Omit all images, then return the remaining material exactly as it stands.

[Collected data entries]
______

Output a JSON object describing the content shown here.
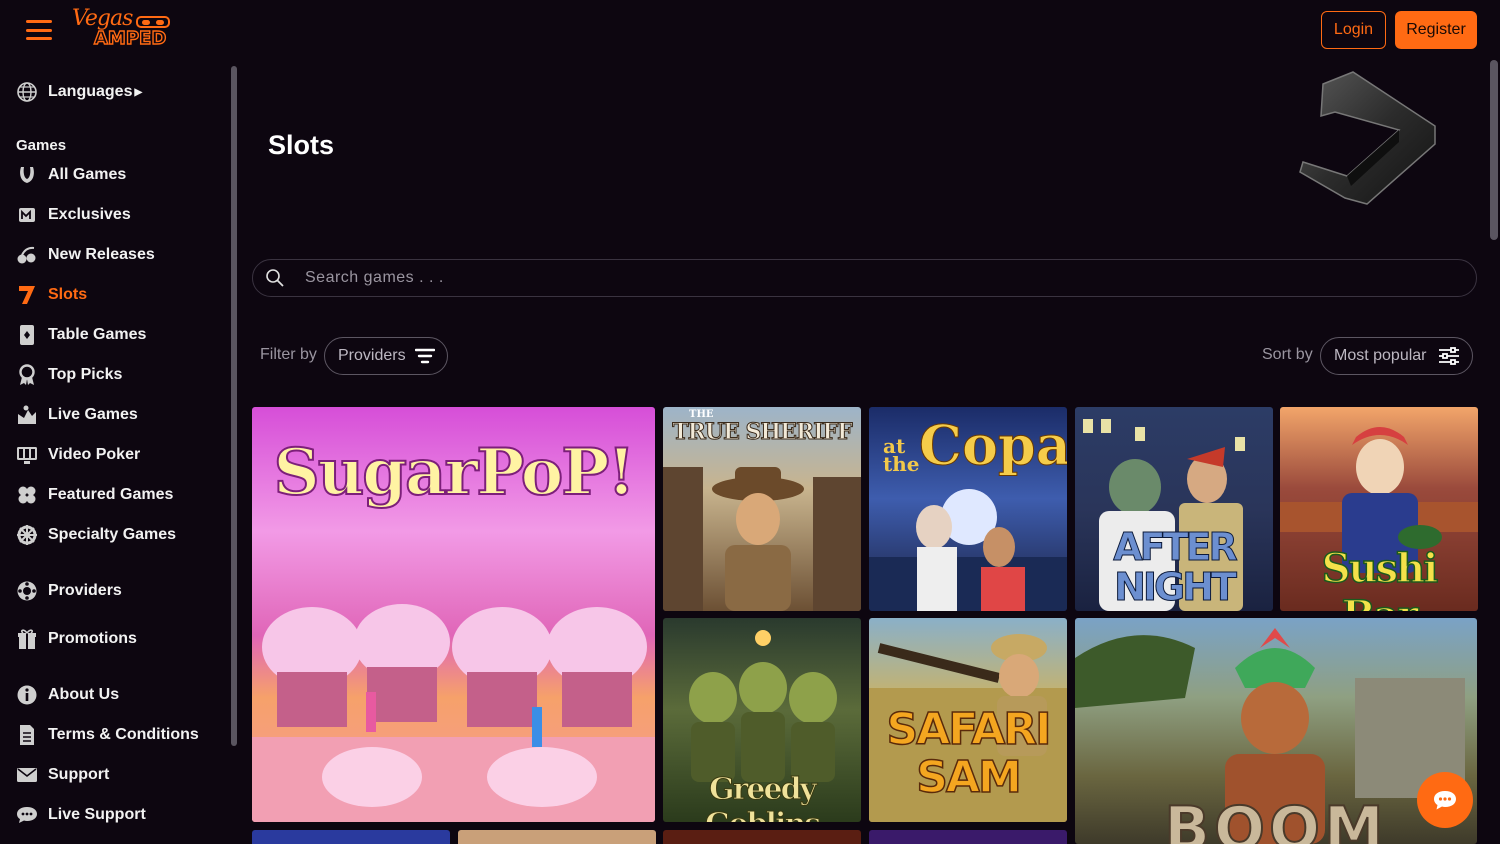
{
  "header": {
    "logo_top": "Vegas",
    "logo_bottom": "AMPED",
    "login_label": "Login",
    "register_label": "Register"
  },
  "sidebar": {
    "languages_label": "Languages",
    "games_heading": "Games",
    "items": [
      {
        "label": "All Games",
        "icon": "horseshoe-icon"
      },
      {
        "label": "Exclusives",
        "icon": "exclusive-badge-icon"
      },
      {
        "label": "New Releases",
        "icon": "cherries-icon"
      },
      {
        "label": "Slots",
        "icon": "seven-icon",
        "active": true
      },
      {
        "label": "Table Games",
        "icon": "card-icon"
      },
      {
        "label": "Top Picks",
        "icon": "award-icon"
      },
      {
        "label": "Live Games",
        "icon": "live-dealer-icon"
      },
      {
        "label": "Video Poker",
        "icon": "video-poker-icon"
      },
      {
        "label": "Featured Games",
        "icon": "clover-icon"
      },
      {
        "label": "Specialty Games",
        "icon": "wheel-icon"
      }
    ],
    "providers_label": "Providers",
    "promotions_label": "Promotions",
    "about_label": "About Us",
    "terms_label": "Terms & Conditions",
    "support_label": "Support",
    "live_support_label": "Live Support"
  },
  "main": {
    "title": "Slots",
    "search_placeholder": "Search games . . .",
    "filter_label": "Filter by",
    "filter_value": "Providers",
    "sort_label": "Sort by",
    "sort_value": "Most popular"
  },
  "games": {
    "sugar_pop": "SugarPoP!",
    "true_sheriff": "TRUE SHERIFF",
    "true_sheriff_small": "THE",
    "at_the_copa": "Copa",
    "at_the_copa_small": "at the",
    "after_night_falls": "AFTER NIGHT FALLS",
    "sushi_bar": "Sushi Bar",
    "greedy_goblins": "Greedy Goblins",
    "safari_sam": "SAFARI SAM",
    "boomk": "BOOM"
  },
  "colors": {
    "accent": "#ff6a13",
    "background": "#0d0610"
  }
}
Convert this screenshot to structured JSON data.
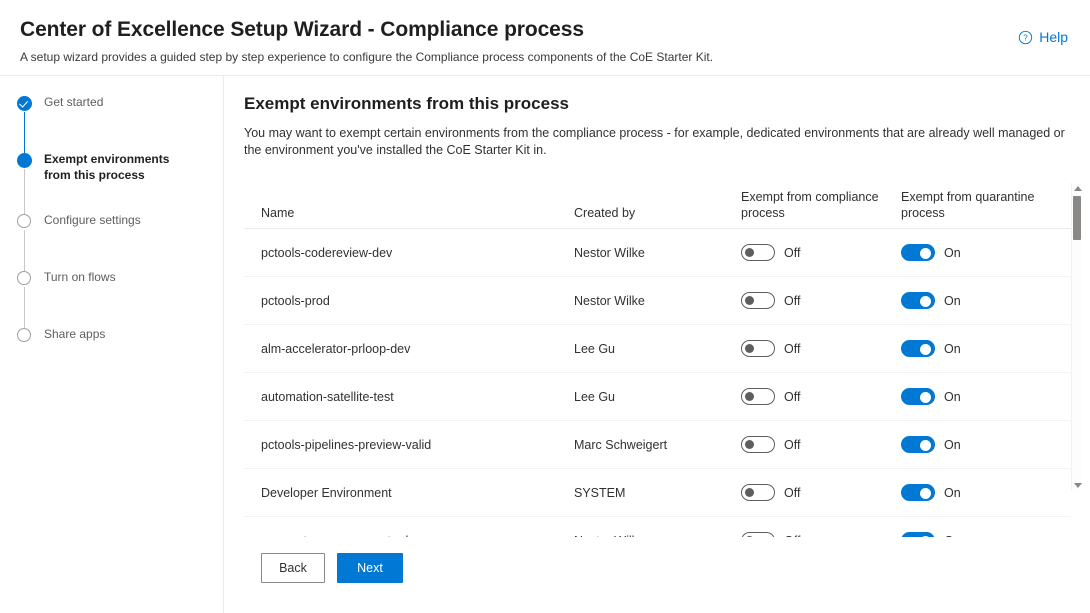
{
  "header": {
    "title": "Center of Excellence Setup Wizard - Compliance process",
    "subtitle": "A setup wizard provides a guided step by step experience to configure the Compliance process components of the CoE Starter Kit.",
    "help_label": "Help",
    "help_icon": "question-circle-icon"
  },
  "colors": {
    "accent": "#0078d4",
    "text": "#323130",
    "title": "#201f1e",
    "muted": "#605e5c",
    "divider": "#edebe9",
    "row_divider": "#f3f2f1",
    "scrollbar": "#8a8886"
  },
  "stepper": {
    "steps": [
      {
        "label": "Get started",
        "state": "completed"
      },
      {
        "label": "Exempt environments from this process",
        "state": "current"
      },
      {
        "label": "Configure settings",
        "state": "pending"
      },
      {
        "label": "Turn on flows",
        "state": "pending"
      },
      {
        "label": "Share apps",
        "state": "pending"
      }
    ]
  },
  "main": {
    "title": "Exempt environments from this process",
    "description": "You may want to exempt certain environments from the compliance process - for example, dedicated environments that are already well managed or the environment you've installed the CoE Starter Kit in.",
    "table": {
      "columns": {
        "name": "Name",
        "created_by": "Created by",
        "exempt_compliance": "Exempt from compliance process",
        "exempt_quarantine": "Exempt from quarantine process"
      },
      "rows": [
        {
          "name": "pctools-codereview-dev",
          "created_by": "Nestor Wilke",
          "exempt_compliance": "Off",
          "exempt_compliance_on": false,
          "exempt_quarantine": "On",
          "exempt_quarantine_on": true
        },
        {
          "name": "pctools-prod",
          "created_by": "Nestor Wilke",
          "exempt_compliance": "Off",
          "exempt_compliance_on": false,
          "exempt_quarantine": "On",
          "exempt_quarantine_on": true
        },
        {
          "name": "alm-accelerator-prloop-dev",
          "created_by": "Lee Gu",
          "exempt_compliance": "Off",
          "exempt_compliance_on": false,
          "exempt_quarantine": "On",
          "exempt_quarantine_on": true
        },
        {
          "name": "automation-satellite-test",
          "created_by": "Lee Gu",
          "exempt_compliance": "Off",
          "exempt_compliance_on": false,
          "exempt_quarantine": "On",
          "exempt_quarantine_on": true
        },
        {
          "name": "pctools-pipelines-preview-valid",
          "created_by": "Marc Schweigert",
          "exempt_compliance": "Off",
          "exempt_compliance_on": false,
          "exempt_quarantine": "On",
          "exempt_quarantine_on": true
        },
        {
          "name": "Developer Environment",
          "created_by": "SYSTEM",
          "exempt_compliance": "Off",
          "exempt_compliance_on": false,
          "exempt_quarantine": "On",
          "exempt_quarantine_on": true
        },
        {
          "name": "coe-nurture-components-dev",
          "created_by": "Nestor Wilke",
          "exempt_compliance": "Off",
          "exempt_compliance_on": false,
          "exempt_quarantine": "On",
          "exempt_quarantine_on": true
        }
      ]
    },
    "footer": {
      "back_label": "Back",
      "next_label": "Next"
    }
  }
}
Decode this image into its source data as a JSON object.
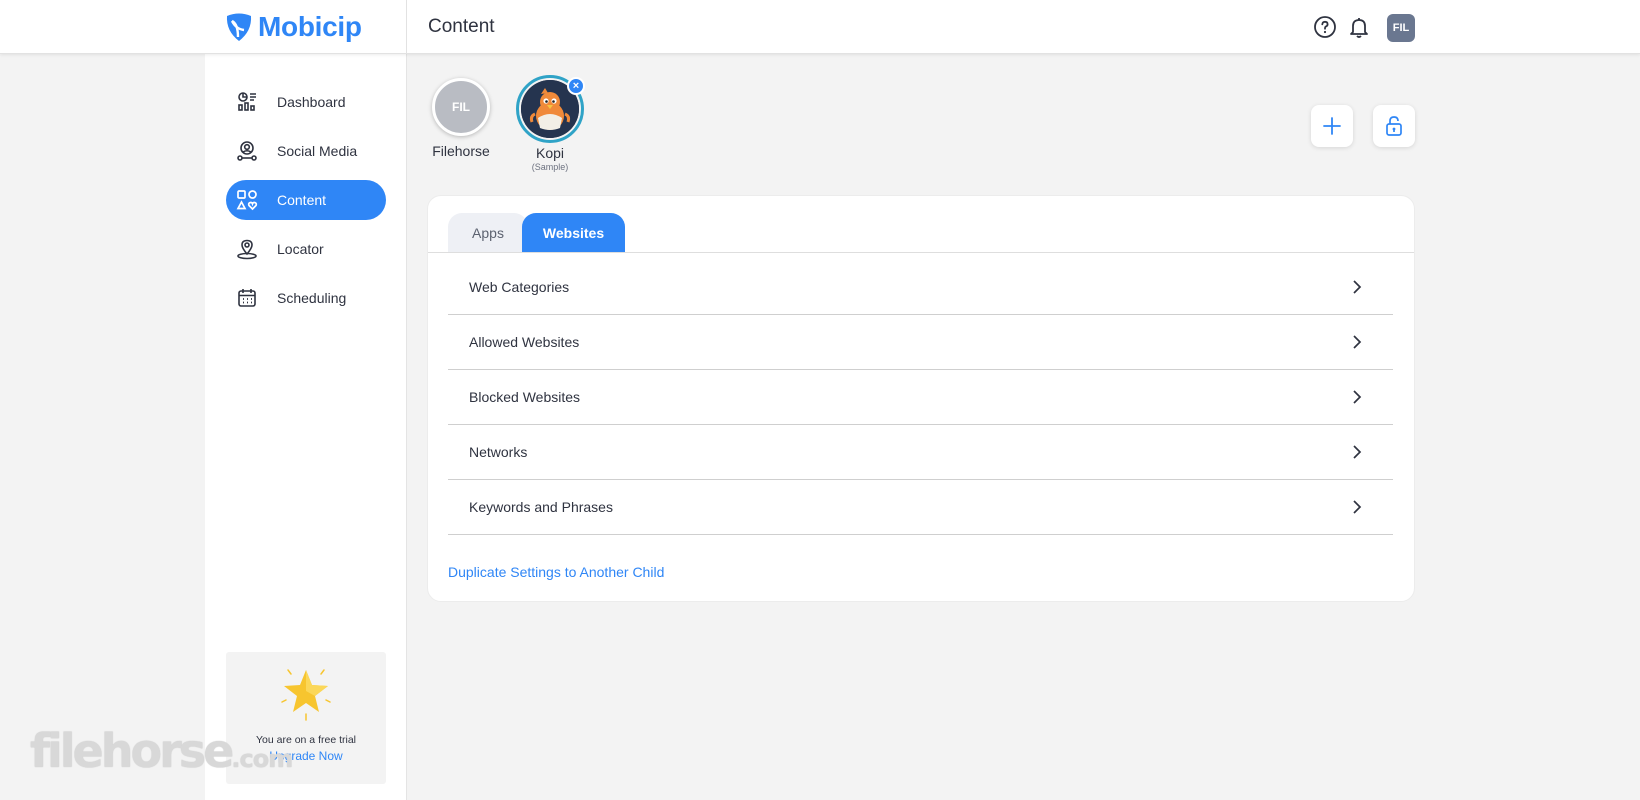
{
  "header": {
    "brand": "Mobicip",
    "page_title": "Content",
    "user_initials": "FIL"
  },
  "sidebar": {
    "items": [
      {
        "label": "Dashboard",
        "icon": "dashboard-icon"
      },
      {
        "label": "Social Media",
        "icon": "social-media-icon"
      },
      {
        "label": "Content",
        "icon": "content-icon",
        "active": true
      },
      {
        "label": "Locator",
        "icon": "location-pin-icon"
      },
      {
        "label": "Scheduling",
        "icon": "calendar-icon"
      }
    ],
    "trial": {
      "text": "You are on a free trial",
      "link": "Upgrade Now"
    },
    "watermark": "filehorse",
    "watermark_suffix": ".com"
  },
  "profiles": [
    {
      "initials": "FIL",
      "name": "Filehorse"
    },
    {
      "name": "Kopi",
      "subtitle": "(Sample)",
      "selected": true
    }
  ],
  "tabs": [
    {
      "label": "Apps"
    },
    {
      "label": "Websites",
      "active": true
    }
  ],
  "rows": [
    {
      "label": "Web Categories"
    },
    {
      "label": "Allowed Websites"
    },
    {
      "label": "Blocked Websites"
    },
    {
      "label": "Networks"
    },
    {
      "label": "Keywords and Phrases"
    }
  ],
  "duplicate_link": "Duplicate Settings to Another Child",
  "colors": {
    "accent": "#2f86f6",
    "background": "#f3f3f3",
    "avatar_bg": "#6a7790"
  }
}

______

• **Result below**
Output a JSON object describing the content shown here.
{
  "header": {
    "logo_top": "Vegas",
    "logo_bottom": "AMPED",
    "login_label": "Login",
    "register_label": "Register"
  },
  "sidebar": {
    "languages_label": "Languages",
    "games_heading": "Games",
    "items": [
      {
        "label": "All Games",
        "icon": "horseshoe-icon"
      },
      {
        "label": "Exclusives",
        "icon": "exclusive-badge-icon"
      },
      {
        "label": "New Releases",
        "icon": "cherries-icon"
      },
      {
        "label": "Slots",
        "icon": "seven-icon",
        "active": true
      },
      {
        "label": "Table Games",
        "icon": "card-icon"
      },
      {
        "label": "Top Picks",
        "icon": "award-icon"
      },
      {
        "label": "Live Games",
        "icon": "live-dealer-icon"
      },
      {
        "label": "Video Poker",
        "icon": "video-poker-icon"
      },
      {
        "label": "Featured Games",
        "icon": "clover-icon"
      },
      {
        "label": "Specialty Games",
        "icon": "wheel-icon"
      }
    ],
    "providers_label": "Providers",
    "promotions_label": "Promotions",
    "about_label": "About Us",
    "terms_label": "Terms & Conditions",
    "support_label": "Support",
    "live_support_label": "Live Support"
  },
  "main": {
    "title": "Slots",
    "search_placeholder": "Search games . . .",
    "filter_label": "Filter by",
    "filter_value": "Providers",
    "sort_label": "Sort by",
    "sort_value": "Most popular"
  },
  "games": {
    "sugar_pop": "SugarPoP!",
    "true_sheriff": "TRUE SHERIFF",
    "true_sheriff_small": "THE",
    "at_the_copa": "Copa",
    "at_the_copa_small": "at the",
    "after_night_falls": "AFTER NIGHT FALLS",
    "sushi_bar": "Sushi Bar",
    "greedy_goblins": "Greedy Goblins",
    "safari_sam": "SAFARI SAM",
    "boomk": "BOOM"
  },
  "colors": {
    "accent": "#ff6a13",
    "background": "#0d0610"
  }
}
Convert this screenshot to structured JSON data.
{
  "header": {
    "title": "Center of Excellence Setup Wizard - Compliance process",
    "subtitle": "A setup wizard provides a guided step by step experience to configure the Compliance process components of the CoE Starter Kit.",
    "help_label": "Help",
    "help_icon": "question-circle-icon"
  },
  "colors": {
    "accent": "#0078d4",
    "text": "#323130",
    "title": "#201f1e",
    "muted": "#605e5c",
    "divider": "#edebe9",
    "row_divider": "#f3f2f1",
    "scrollbar": "#8a8886"
  },
  "stepper": {
    "steps": [
      {
        "label": "Get started",
        "state": "completed"
      },
      {
        "label": "Exempt environments from this process",
        "state": "current"
      },
      {
        "label": "Configure settings",
        "state": "pending"
      },
      {
        "label": "Turn on flows",
        "state": "pending"
      },
      {
        "label": "Share apps",
        "state": "pending"
      }
    ]
  },
  "main": {
    "title": "Exempt environments from this process",
    "description": "You may want to exempt certain environments from the compliance process - for example, dedicated environments that are already well managed or the environment you've installed the CoE Starter Kit in.",
    "table": {
      "columns": {
        "name": "Name",
        "created_by": "Created by",
        "exempt_compliance": "Exempt from compliance process",
        "exempt_quarantine": "Exempt from quarantine process"
      },
      "rows": [
        {
          "name": "pctools-codereview-dev",
          "created_by": "Nestor Wilke",
          "exempt_compliance": "Off",
          "exempt_compliance_on": false,
          "exempt_quarantine": "On",
          "exempt_quarantine_on": true
        },
        {
          "name": "pctools-prod",
          "created_by": "Nestor Wilke",
          "exempt_compliance": "Off",
          "exempt_compliance_on": false,
          "exempt_quarantine": "On",
          "exempt_quarantine_on": true
        },
        {
          "name": "alm-accelerator-prloop-dev",
          "created_by": "Lee Gu",
          "exempt_compliance": "Off",
          "exempt_compliance_on": false,
          "exempt_quarantine": "On",
          "exempt_quarantine_on": true
        },
        {
          "name": "automation-satellite-test",
          "created_by": "Lee Gu",
          "exempt_compliance": "Off",
          "exempt_compliance_on": false,
          "exempt_quarantine": "On",
          "exempt_quarantine_on": true
        },
        {
          "name": "pctools-pipelines-preview-valid",
          "created_by": "Marc Schweigert",
          "exempt_compliance": "Off",
          "exempt_compliance_on": false,
          "exempt_quarantine": "On",
          "exempt_quarantine_on": true
        },
        {
          "name": "Developer Environment",
          "created_by": "SYSTEM",
          "exempt_compliance": "Off",
          "exempt_compliance_on": false,
          "exempt_quarantine": "On",
          "exempt_quarantine_on": true
        },
        {
          "name": "coe-nurture-components-dev",
          "created_by": "Nestor Wilke",
          "exempt_compliance": "Off",
          "exempt_compliance_on": false,
          "exempt_quarantine": "On",
          "exempt_quarantine_on": true
        }
      ]
    },
    "footer": {
      "back_label": "Back",
      "next_label": "Next"
    }
  }
}
Decode this image into its source data as a JSON object.
{
  "header": {
    "brand": "Mobicip",
    "page_title": "Content",
    "user_initials": "FIL"
  },
  "sidebar": {
    "items": [
      {
        "label": "Dashboard",
        "icon": "dashboard-icon"
      },
      {
        "label": "Social Media",
        "icon": "social-media-icon"
      },
      {
        "label": "Content",
        "icon": "content-icon",
        "active": true
      },
      {
        "label": "Locator",
        "icon": "location-pin-icon"
      },
      {
        "label": "Scheduling",
        "icon": "calendar-icon"
      }
    ],
    "trial": {
      "text": "You are on a free trial",
      "link": "Upgrade Now"
    },
    "watermark": "filehorse",
    "watermark_suffix": ".com"
  },
  "profiles": [
    {
      "initials": "FIL",
      "name": "Filehorse"
    },
    {
      "name": "Kopi",
      "subtitle": "(Sample)",
      "selected": true
    }
  ],
  "tabs": [
    {
      "label": "Apps"
    },
    {
      "label": "Websites",
      "active": true
    }
  ],
  "rows": [
    {
      "label": "Web Categories"
    },
    {
      "label": "Allowed Websites"
    },
    {
      "label": "Blocked Websites"
    },
    {
      "label": "Networks"
    },
    {
      "label": "Keywords and Phrases"
    }
  ],
  "duplicate_link": "Duplicate Settings to Another Child",
  "colors": {
    "accent": "#2f86f6",
    "background": "#f3f3f3",
    "avatar_bg": "#6a7790"
  }
}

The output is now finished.